(Collected data entries)
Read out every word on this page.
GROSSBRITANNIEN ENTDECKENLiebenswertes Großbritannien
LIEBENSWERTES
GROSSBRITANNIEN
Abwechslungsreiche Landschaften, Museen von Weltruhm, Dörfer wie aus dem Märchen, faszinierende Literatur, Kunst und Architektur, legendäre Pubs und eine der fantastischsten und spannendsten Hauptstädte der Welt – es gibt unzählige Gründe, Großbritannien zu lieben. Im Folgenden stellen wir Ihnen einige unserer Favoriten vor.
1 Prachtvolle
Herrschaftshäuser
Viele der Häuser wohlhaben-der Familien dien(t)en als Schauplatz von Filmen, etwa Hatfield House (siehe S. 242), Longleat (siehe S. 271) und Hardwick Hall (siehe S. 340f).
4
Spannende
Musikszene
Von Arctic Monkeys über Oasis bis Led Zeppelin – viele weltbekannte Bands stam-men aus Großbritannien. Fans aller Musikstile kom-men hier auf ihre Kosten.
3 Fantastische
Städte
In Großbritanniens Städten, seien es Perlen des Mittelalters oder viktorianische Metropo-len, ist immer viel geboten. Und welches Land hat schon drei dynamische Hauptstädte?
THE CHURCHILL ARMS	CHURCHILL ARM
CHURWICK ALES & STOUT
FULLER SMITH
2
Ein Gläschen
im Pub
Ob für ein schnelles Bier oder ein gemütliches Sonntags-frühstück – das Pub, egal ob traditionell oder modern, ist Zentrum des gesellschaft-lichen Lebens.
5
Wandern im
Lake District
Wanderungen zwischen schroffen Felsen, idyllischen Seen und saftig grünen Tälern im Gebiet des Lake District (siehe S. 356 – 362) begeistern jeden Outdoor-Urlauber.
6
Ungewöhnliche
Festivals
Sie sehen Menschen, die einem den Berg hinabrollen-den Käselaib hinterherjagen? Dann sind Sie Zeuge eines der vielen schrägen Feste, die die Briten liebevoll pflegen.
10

PROBLEM DESCRIPTION.
Copy all lines from the data that hold the word "oder".

ANSWER BELOW.
In Großbritanniens Städten, seien es Perlen des Mittelalters oder viktorianische Metropo-len, ist immer viel geboten. Und welches Land hat schon drei dynamische Hauptstädte?
Ob für ein schnelles Bier oder ein gemütliches Sonntags-frühstück – das Pub, egal ob traditionell oder modern, ist Zentrum des gesellschaft-lichen Lebens.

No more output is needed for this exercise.